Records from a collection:
begin

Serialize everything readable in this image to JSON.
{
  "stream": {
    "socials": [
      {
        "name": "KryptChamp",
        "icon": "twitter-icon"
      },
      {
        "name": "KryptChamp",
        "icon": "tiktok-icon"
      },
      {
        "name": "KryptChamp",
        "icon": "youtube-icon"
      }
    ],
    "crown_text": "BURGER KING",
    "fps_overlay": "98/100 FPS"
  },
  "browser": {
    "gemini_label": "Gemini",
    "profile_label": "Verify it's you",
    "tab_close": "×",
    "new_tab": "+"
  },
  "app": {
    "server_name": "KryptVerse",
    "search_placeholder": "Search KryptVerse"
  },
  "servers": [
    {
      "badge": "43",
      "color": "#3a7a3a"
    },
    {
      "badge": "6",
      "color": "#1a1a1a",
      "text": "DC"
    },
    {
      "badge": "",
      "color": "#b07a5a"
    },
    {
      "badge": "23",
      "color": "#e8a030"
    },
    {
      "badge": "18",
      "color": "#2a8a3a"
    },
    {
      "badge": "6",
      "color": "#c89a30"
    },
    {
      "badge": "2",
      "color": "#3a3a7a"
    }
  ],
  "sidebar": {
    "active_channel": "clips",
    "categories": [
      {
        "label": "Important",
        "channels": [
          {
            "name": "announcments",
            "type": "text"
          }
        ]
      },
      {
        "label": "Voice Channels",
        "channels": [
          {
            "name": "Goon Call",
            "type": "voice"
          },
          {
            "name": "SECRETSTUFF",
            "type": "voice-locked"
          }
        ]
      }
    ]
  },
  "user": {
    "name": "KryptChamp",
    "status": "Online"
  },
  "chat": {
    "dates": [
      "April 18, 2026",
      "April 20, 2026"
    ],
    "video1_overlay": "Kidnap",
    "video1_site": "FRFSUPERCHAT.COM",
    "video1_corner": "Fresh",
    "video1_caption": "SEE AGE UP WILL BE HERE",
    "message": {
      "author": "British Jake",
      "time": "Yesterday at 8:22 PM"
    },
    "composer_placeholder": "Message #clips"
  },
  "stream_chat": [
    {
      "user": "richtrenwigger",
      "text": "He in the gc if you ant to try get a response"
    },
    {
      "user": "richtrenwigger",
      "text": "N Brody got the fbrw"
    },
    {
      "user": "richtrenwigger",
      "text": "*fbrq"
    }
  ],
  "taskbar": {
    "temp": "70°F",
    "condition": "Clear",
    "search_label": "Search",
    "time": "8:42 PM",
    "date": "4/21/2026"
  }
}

end

§ **Job**
For the string "Search", count the lines of the entries above that include it; answer with the number only.

§ **Answer to the problem**
2